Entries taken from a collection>
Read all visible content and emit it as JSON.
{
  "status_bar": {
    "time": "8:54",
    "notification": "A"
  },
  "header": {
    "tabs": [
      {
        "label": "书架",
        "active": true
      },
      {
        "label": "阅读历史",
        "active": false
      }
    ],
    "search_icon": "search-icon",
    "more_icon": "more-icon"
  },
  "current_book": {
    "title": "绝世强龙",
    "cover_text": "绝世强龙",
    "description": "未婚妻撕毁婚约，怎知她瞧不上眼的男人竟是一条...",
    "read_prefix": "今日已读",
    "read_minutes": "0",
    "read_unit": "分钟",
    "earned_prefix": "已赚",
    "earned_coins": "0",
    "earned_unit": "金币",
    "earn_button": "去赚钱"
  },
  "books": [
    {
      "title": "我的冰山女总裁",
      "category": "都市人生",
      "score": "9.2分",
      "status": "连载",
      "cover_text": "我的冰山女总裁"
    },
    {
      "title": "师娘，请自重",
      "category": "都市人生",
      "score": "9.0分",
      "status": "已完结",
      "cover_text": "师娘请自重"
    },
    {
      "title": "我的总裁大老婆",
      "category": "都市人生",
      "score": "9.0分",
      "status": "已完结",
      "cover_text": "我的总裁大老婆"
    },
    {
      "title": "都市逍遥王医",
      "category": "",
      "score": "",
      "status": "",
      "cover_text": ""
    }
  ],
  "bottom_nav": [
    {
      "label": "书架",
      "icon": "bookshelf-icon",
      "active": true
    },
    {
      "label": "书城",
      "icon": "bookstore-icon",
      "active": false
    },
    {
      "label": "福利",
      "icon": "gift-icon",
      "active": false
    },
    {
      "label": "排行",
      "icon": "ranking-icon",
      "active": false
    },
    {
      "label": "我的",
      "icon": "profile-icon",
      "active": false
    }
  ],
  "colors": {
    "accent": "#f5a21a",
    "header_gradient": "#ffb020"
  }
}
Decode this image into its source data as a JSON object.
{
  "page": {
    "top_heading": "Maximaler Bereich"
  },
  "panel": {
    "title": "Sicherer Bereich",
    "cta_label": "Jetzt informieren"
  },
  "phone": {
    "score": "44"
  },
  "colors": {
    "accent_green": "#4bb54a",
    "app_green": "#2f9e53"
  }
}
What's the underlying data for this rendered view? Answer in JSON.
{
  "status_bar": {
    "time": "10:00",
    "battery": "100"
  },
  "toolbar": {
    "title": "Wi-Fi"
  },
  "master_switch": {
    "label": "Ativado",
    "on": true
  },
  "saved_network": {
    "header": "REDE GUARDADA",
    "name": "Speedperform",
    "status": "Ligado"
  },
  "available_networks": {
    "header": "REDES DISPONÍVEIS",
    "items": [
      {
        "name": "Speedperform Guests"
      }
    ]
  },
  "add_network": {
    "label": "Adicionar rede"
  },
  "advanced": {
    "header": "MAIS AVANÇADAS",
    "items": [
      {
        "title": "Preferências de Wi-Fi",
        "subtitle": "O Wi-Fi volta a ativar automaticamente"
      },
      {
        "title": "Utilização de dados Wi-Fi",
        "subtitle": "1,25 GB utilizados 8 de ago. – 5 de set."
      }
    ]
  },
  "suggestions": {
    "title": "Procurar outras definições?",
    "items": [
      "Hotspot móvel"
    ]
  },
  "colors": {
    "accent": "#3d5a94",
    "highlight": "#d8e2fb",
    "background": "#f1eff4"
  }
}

Task> Find the line that contains "Decode this image". Repeat it and every line after it, exactly as written, up to and including the last line of the records above.

Output for this exercise>
Decode this image into its source data as a JSON object.
{
  "page": {
    "top_heading": "Maximaler Bereich"
  },
  "panel": {
    "title": "Sicherer Bereich",
    "cta_label": "Jetzt informieren"
  },
  "phone": {
    "score": "44"
  },
  "colors": {
    "accent_green": "#4bb54a",
    "app_green": "#2f9e53"
  }
}
What's the underlying data for this rendered view? Answer in JSON.
{
  "status_bar": {
    "time": "10:00",
    "battery": "100"
  },
  "toolbar": {
    "title": "Wi-Fi"
  },
  "master_switch": {
    "label": "Ativado",
    "on": true
  },
  "saved_network": {
    "header": "REDE GUARDADA",
    "name": "Speedperform",
    "status": "Ligado"
  },
  "available_networks": {
    "header": "REDES DISPONÍVEIS",
    "items": [
      {
        "name": "Speedperform Guests"
      }
    ]
  },
  "add_network": {
    "label": "Adicionar rede"
  },
  "advanced": {
    "header": "MAIS AVANÇADAS",
    "items": [
      {
        "title": "Preferências de Wi-Fi",
        "subtitle": "O Wi-Fi volta a ativar automaticamente"
      },
      {
        "title": "Utilização de dados Wi-Fi",
        "subtitle": "1,25 GB utilizados 8 de ago. – 5 de set."
      }
    ]
  },
  "suggestions": {
    "title": "Procurar outras definições?",
    "items": [
      "Hotspot móvel"
    ]
  },
  "colors": {
    "accent": "#3d5a94",
    "highlight": "#d8e2fb",
    "background": "#f1eff4"
  }
}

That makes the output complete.